- _Task goal_
Repeat the material exactly as it appears.
═════ Input data
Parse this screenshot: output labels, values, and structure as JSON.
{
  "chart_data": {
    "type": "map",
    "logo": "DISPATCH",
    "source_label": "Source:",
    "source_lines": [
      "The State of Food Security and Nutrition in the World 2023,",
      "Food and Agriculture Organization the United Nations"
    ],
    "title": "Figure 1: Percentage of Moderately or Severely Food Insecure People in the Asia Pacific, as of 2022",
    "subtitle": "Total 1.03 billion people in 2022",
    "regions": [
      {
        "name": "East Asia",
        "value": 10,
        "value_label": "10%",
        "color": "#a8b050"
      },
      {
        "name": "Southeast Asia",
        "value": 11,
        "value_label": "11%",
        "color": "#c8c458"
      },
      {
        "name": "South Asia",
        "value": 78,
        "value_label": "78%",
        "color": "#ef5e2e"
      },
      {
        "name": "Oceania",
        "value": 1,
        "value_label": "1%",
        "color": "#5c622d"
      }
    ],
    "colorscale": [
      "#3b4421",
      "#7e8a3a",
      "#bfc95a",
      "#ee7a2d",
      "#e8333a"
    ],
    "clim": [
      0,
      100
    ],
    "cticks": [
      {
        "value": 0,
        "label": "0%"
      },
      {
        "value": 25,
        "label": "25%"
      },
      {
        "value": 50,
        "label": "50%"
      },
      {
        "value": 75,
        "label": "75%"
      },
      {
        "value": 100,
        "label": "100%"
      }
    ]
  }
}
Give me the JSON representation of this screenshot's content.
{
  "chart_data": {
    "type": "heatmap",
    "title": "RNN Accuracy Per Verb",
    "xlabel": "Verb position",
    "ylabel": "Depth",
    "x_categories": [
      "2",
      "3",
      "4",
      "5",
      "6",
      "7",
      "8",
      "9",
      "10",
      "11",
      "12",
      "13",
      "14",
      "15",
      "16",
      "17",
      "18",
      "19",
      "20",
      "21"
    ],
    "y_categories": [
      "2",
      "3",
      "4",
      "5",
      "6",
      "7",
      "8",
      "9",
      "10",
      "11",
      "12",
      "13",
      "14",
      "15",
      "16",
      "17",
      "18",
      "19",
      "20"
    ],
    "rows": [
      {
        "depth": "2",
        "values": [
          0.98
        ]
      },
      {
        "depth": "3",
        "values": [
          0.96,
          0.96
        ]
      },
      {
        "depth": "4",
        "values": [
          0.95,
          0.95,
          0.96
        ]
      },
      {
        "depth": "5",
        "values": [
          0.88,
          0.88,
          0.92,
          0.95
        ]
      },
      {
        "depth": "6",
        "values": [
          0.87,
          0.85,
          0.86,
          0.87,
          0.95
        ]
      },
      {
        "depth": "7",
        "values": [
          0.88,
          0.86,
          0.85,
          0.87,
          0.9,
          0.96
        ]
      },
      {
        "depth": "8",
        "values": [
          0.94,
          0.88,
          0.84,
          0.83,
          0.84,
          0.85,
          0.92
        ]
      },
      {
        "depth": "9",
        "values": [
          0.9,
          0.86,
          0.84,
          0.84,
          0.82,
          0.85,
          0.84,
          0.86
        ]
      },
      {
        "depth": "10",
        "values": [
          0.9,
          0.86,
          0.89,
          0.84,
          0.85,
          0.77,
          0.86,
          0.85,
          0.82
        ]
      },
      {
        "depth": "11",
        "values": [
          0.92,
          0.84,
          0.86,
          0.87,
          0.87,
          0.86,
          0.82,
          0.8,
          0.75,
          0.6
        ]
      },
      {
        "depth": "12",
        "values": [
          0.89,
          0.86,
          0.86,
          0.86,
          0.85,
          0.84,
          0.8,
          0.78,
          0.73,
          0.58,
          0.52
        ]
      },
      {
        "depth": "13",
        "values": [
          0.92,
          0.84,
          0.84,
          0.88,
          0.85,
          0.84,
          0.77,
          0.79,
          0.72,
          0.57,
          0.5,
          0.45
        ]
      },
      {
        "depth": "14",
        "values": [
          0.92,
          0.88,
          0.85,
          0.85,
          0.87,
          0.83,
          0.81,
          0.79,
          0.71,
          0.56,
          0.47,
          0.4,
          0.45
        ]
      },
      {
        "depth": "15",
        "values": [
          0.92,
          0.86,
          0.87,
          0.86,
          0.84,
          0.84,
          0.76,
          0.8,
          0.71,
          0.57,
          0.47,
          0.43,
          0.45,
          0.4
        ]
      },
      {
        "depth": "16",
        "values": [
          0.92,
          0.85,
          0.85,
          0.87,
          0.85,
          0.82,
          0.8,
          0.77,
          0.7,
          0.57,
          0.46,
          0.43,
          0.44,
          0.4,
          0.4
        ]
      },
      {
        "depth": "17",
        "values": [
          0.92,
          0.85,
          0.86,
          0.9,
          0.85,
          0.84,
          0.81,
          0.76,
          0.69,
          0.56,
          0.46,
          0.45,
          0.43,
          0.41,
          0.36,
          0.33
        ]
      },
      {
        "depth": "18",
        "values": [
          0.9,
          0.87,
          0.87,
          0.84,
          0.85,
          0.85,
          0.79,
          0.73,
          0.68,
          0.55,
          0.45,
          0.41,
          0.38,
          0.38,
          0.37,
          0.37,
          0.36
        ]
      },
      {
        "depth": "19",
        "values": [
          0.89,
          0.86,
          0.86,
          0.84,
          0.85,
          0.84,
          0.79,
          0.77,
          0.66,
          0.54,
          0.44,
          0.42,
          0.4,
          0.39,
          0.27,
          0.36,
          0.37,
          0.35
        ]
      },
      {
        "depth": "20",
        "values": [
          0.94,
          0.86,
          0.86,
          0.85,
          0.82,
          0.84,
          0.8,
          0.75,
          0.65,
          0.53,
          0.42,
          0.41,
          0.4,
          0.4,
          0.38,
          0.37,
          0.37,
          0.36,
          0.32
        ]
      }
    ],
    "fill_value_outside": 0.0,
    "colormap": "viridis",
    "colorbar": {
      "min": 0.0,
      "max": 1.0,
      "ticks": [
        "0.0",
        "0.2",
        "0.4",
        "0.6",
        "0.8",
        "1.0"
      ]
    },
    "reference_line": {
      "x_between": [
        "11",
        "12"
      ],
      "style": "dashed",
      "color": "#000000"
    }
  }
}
══════════
- _Result_
Parse this screenshot: output labels, values, and structure as JSON.
{
  "chart_data": {
    "type": "map",
    "logo": "DISPATCH",
    "source_label": "Source:",
    "source_lines": [
      "The State of Food Security and Nutrition in the World 2023,",
      "Food and Agriculture Organization the United Nations"
    ],
    "title": "Figure 1: Percentage of Moderately or Severely Food Insecure People in the Asia Pacific, as of 2022",
    "subtitle": "Total 1.03 billion people in 2022",
    "regions": [
      {
        "name": "East Asia",
        "value": 10,
        "value_label": "10%",
        "color": "#a8b050"
      },
      {
        "name": "Southeast Asia",
        "value": 11,
        "value_label": "11%",
        "color": "#c8c458"
      },
      {
        "name": "South Asia",
        "value": 78,
        "value_label": "78%",
        "color": "#ef5e2e"
      },
      {
        "name": "Oceania",
        "value": 1,
        "value_label": "1%",
        "color": "#5c622d"
      }
    ],
    "colorscale": [
      "#3b4421",
      "#7e8a3a",
      "#bfc95a",
      "#ee7a2d",
      "#e8333a"
    ],
    "clim": [
      0,
      100
    ],
    "cticks": [
      {
        "value": 0,
        "label": "0%"
      },
      {
        "value": 25,
        "label": "25%"
      },
      {
        "value": 50,
        "label": "50%"
      },
      {
        "value": 75,
        "label": "75%"
      },
      {
        "value": 100,
        "label": "100%"
      }
    ]
  }
}
Give me the JSON representation of this screenshot's content.
{
  "chart_data": {
    "type": "heatmap",
    "title": "RNN Accuracy Per Verb",
    "xlabel": "Verb position",
    "ylabel": "Depth",
    "x_categories": [
      "2",
      "3",
      "4",
      "5",
      "6",
      "7",
      "8",
      "9",
      "10",
      "11",
      "12",
      "13",
      "14",
      "15",
      "16",
      "17",
      "18",
      "19",
      "20",
      "21"
    ],
    "y_categories": [
      "2",
      "3",
      "4",
      "5",
      "6",
      "7",
      "8",
      "9",
      "10",
      "11",
      "12",
      "13",
      "14",
      "15",
      "16",
      "17",
      "18",
      "19",
      "20"
    ],
    "rows": [
      {
        "depth": "2",
        "values": [
          0.98
        ]
      },
      {
        "depth": "3",
        "values": [
          0.96,
          0.96
        ]
      },
      {
        "depth": "4",
        "values": [
          0.95,
          0.95,
          0.96
        ]
      },
      {
        "depth": "5",
        "values": [
          0.88,
          0.88,
          0.92,
          0.95
        ]
      },
      {
        "depth": "6",
        "values": [
          0.87,
          0.85,
          0.86,
          0.87,
          0.95
        ]
      },
      {
        "depth": "7",
        "values": [
          0.88,
          0.86,
          0.85,
          0.87,
          0.9,
          0.96
        ]
      },
      {
        "depth": "8",
        "values": [
          0.94,
          0.88,
          0.84,
          0.83,
          0.84,
          0.85,
          0.92
        ]
      },
      {
        "depth": "9",
        "values": [
          0.9,
          0.86,
          0.84,
          0.84,
          0.82,
          0.85,
          0.84,
          0.86
        ]
      },
      {
        "depth": "10",
        "values": [
          0.9,
          0.86,
          0.89,
          0.84,
          0.85,
          0.77,
          0.86,
          0.85,
          0.82
        ]
      },
      {
        "depth": "11",
        "values": [
          0.92,
          0.84,
          0.86,
          0.87,
          0.87,
          0.86,
          0.82,
          0.8,
          0.75,
          0.6
        ]
      },
      {
        "depth": "12",
        "values": [
          0.89,
          0.86,
          0.86,
          0.86,
          0.85,
          0.84,
          0.8,
          0.78,
          0.73,
          0.58,
          0.52
        ]
      },
      {
        "depth": "13",
        "values": [
          0.92,
          0.84,
          0.84,
          0.88,
          0.85,
          0.84,
          0.77,
          0.79,
          0.72,
          0.57,
          0.5,
          0.45
        ]
      },
      {
        "depth": "14",
        "values": [
          0.92,
          0.88,
          0.85,
          0.85,
          0.87,
          0.83,
          0.81,
          0.79,
          0.71,
          0.56,
          0.47,
          0.4,
          0.45
        ]
      },
      {
        "depth": "15",
        "values": [
          0.92,
          0.86,
          0.87,
          0.86,
          0.84,
          0.84,
          0.76,
          0.8,
          0.71,
          0.57,
          0.47,
          0.43,
          0.45,
          0.4
        ]
      },
      {
        "depth": "16",
        "values": [
          0.92,
          0.85,
          0.85,
          0.87,
          0.85,
          0.82,
          0.8,
          0.77,
          0.7,
          0.57,
          0.46,
          0.43,
          0.44,
          0.4,
          0.4
        ]
      },
      {
        "depth": "17",
        "values": [
          0.92,
          0.85,
          0.86,
          0.9,
          0.85,
          0.84,
          0.81,
          0.76,
          0.69,
          0.56,
          0.46,
          0.45,
          0.43,
          0.41,
          0.36,
          0.33
        ]
      },
      {
        "depth": "18",
        "values": [
          0.9,
          0.87,
          0.87,
          0.84,
          0.85,
          0.85,
          0.79,
          0.73,
          0.68,
          0.55,
          0.45,
          0.41,
          0.38,
          0.38,
          0.37,
          0.37,
          0.36
        ]
      },
      {
        "depth": "19",
        "values": [
          0.89,
          0.86,
          0.86,
          0.84,
          0.85,
          0.84,
          0.79,
          0.77,
          0.66,
          0.54,
          0.44,
          0.42,
          0.4,
          0.39,
          0.27,
          0.36,
          0.37,
          0.35
        ]
      },
      {
        "depth": "20",
        "values": [
          0.94,
          0.86,
          0.86,
          0.85,
          0.82,
          0.84,
          0.8,
          0.75,
          0.65,
          0.53,
          0.42,
          0.41,
          0.4,
          0.4,
          0.38,
          0.37,
          0.37,
          0.36,
          0.32
        ]
      }
    ],
    "fill_value_outside": 0.0,
    "colormap": "viridis",
    "colorbar": {
      "min": 0.0,
      "max": 1.0,
      "ticks": [
        "0.0",
        "0.2",
        "0.4",
        "0.6",
        "0.8",
        "1.0"
      ]
    },
    "reference_line": {
      "x_between": [
        "11",
        "12"
      ],
      "style": "dashed",
      "color": "#000000"
    }
  }
}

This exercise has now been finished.